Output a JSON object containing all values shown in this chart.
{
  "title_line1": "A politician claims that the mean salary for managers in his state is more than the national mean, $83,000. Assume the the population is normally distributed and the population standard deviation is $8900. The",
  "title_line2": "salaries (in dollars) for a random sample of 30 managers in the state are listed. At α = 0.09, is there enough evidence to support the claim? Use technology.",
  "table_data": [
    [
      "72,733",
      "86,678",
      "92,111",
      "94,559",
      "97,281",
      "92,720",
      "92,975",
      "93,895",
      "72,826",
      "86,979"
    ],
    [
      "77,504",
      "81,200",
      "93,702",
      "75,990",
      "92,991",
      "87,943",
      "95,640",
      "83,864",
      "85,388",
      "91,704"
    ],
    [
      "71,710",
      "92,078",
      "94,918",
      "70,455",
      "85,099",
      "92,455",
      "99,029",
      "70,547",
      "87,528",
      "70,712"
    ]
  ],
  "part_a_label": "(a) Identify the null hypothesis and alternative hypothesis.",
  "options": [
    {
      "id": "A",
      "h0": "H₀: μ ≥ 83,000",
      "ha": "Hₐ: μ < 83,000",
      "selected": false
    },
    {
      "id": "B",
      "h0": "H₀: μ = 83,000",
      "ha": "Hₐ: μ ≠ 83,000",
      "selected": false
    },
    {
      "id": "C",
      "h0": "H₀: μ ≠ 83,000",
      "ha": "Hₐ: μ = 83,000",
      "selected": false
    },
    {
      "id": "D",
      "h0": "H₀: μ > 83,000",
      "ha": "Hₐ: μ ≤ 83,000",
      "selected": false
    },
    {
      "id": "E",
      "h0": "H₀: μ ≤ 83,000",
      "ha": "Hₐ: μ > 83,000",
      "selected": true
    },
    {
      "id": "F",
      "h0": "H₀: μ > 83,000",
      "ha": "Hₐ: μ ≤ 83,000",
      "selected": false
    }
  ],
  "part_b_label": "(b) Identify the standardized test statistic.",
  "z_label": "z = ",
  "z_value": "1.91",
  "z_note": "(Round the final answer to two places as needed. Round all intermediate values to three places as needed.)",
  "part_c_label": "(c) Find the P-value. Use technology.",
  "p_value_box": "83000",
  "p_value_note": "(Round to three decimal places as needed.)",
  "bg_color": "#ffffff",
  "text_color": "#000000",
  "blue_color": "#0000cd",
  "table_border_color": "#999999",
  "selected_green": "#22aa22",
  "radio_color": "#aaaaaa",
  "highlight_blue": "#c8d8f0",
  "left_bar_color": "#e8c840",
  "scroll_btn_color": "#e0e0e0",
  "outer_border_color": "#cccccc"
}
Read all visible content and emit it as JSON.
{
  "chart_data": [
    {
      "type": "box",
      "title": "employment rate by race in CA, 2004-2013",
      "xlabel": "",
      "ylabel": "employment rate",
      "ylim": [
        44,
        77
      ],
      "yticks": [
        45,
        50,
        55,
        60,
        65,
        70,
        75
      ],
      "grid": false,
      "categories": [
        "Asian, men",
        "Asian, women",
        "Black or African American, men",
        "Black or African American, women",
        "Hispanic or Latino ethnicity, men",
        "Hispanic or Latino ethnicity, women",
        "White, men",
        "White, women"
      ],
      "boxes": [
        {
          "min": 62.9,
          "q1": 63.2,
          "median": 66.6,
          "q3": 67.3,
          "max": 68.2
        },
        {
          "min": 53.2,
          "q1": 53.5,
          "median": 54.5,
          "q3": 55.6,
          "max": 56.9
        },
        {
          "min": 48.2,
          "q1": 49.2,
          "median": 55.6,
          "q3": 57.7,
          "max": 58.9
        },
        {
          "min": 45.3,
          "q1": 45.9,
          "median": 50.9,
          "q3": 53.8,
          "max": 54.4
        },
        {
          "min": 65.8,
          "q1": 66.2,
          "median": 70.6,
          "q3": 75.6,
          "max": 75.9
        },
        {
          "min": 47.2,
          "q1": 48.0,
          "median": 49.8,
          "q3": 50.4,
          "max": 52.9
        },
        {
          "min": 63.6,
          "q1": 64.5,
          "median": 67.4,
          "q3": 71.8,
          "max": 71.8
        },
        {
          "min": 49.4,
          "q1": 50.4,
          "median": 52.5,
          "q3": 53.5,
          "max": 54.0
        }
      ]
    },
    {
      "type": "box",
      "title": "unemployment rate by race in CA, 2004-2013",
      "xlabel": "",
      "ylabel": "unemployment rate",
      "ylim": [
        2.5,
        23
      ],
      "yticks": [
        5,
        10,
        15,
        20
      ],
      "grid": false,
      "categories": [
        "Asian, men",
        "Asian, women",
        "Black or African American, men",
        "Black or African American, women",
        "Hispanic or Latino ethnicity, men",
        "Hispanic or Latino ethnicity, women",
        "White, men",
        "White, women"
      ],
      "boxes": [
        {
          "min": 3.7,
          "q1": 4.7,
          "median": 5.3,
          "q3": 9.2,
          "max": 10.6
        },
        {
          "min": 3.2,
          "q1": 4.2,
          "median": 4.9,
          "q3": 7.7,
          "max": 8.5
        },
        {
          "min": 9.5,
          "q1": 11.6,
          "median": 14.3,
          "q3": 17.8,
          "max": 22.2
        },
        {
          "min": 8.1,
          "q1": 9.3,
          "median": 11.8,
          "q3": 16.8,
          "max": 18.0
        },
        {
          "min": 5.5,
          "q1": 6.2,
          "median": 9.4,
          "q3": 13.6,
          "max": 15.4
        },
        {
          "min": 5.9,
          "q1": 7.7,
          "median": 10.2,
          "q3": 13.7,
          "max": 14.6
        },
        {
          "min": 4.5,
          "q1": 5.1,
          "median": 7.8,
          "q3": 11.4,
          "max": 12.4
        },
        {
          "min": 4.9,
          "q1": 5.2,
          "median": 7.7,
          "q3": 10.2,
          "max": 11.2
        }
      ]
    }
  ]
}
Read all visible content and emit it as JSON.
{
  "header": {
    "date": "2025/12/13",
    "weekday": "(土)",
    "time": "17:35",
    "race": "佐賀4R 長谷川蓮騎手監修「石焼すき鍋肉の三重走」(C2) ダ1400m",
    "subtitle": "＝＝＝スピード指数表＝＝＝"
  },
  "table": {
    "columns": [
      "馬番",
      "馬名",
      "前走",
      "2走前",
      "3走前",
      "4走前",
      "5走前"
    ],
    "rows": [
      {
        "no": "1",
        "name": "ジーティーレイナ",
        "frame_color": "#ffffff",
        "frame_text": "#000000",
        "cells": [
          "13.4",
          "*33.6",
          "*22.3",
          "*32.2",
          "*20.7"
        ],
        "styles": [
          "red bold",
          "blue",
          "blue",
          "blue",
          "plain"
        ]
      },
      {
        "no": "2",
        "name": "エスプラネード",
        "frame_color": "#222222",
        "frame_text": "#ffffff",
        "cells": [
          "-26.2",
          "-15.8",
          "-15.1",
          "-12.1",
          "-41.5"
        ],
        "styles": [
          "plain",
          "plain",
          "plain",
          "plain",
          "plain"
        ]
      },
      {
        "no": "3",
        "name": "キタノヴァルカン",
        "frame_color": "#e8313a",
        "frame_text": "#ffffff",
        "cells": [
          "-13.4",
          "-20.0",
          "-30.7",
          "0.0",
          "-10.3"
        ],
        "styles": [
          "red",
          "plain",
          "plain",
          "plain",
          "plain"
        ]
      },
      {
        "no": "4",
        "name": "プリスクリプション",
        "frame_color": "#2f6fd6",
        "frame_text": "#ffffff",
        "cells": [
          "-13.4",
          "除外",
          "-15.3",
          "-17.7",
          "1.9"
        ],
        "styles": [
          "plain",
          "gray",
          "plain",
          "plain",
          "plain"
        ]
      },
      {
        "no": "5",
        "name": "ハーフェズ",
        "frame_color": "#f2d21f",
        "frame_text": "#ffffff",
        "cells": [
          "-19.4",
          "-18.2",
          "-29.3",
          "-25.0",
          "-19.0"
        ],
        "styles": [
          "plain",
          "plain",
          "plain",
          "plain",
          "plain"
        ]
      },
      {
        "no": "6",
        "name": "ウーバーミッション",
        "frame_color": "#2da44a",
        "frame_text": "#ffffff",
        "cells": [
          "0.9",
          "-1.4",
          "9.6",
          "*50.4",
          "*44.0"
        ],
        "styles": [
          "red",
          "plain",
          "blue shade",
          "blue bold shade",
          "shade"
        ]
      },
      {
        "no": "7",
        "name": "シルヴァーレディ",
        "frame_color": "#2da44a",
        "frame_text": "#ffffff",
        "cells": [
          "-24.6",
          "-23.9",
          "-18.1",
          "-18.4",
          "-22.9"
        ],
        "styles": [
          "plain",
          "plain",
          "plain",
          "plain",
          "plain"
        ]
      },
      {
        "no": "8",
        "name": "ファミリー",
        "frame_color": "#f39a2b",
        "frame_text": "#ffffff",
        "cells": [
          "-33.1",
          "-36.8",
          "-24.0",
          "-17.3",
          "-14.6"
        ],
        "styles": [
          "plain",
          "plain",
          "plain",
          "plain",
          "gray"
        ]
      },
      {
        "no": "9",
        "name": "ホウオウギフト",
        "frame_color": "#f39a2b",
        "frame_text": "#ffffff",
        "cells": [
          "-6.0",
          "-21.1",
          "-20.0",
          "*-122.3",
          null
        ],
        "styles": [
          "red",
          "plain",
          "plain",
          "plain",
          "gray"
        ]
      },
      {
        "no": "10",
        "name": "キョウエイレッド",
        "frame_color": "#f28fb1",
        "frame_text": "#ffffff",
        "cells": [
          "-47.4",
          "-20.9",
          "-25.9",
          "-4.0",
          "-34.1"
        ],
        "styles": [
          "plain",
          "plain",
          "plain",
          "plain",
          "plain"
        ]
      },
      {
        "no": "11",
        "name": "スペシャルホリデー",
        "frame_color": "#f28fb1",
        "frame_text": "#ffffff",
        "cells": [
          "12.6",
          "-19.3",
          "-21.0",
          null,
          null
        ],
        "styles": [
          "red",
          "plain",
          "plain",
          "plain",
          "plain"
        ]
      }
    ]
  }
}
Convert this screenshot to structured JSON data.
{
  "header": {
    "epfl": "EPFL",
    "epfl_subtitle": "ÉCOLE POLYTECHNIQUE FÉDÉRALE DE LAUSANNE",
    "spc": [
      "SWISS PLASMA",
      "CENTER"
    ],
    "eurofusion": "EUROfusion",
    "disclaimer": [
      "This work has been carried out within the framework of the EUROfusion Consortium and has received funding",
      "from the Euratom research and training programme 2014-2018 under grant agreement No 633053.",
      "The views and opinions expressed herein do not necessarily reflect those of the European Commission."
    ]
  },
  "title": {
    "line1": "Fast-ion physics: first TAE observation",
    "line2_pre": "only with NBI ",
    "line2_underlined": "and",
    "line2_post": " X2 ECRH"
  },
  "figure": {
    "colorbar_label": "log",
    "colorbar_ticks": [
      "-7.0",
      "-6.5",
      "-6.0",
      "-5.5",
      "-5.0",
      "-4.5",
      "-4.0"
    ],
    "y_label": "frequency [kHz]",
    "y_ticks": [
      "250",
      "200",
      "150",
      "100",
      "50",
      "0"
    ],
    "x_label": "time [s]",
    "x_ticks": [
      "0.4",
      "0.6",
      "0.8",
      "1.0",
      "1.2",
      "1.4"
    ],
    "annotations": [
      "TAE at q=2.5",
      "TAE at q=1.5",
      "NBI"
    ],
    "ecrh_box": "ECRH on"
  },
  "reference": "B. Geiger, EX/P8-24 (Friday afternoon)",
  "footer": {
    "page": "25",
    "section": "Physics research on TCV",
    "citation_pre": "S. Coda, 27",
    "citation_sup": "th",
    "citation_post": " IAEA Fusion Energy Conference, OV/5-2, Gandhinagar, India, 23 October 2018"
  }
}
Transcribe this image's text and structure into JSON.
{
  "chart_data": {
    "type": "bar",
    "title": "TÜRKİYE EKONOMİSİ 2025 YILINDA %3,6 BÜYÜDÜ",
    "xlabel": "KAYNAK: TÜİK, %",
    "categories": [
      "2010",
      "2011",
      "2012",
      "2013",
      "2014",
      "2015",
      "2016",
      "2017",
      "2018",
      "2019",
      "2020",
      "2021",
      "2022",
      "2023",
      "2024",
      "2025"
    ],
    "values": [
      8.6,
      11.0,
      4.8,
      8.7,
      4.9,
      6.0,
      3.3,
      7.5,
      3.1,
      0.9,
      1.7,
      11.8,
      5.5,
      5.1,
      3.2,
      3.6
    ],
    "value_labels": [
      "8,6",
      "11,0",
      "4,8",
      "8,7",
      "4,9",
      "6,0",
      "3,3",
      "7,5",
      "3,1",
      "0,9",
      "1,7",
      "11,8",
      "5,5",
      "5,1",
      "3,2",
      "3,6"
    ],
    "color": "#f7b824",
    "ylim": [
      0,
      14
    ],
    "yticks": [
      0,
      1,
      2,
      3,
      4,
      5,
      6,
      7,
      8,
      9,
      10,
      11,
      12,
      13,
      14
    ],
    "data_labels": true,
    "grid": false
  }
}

- - -

Look above for every line with the word "name" and copy it.

        "name": "ジーティーレイナ",
        "name": "エスプラネード",
        "name": "キタノヴァルカン",
        "name": "プリスクリプション",
        "name": "ハーフェズ",
        "name": "ウーバーミッション",
        "name": "シルヴァーレディ",
        "name": "ファミリー",
        "name": "ホウオウギフト",
        "name": "キョウエイレッド",
        "name": "スペシャルホリデー",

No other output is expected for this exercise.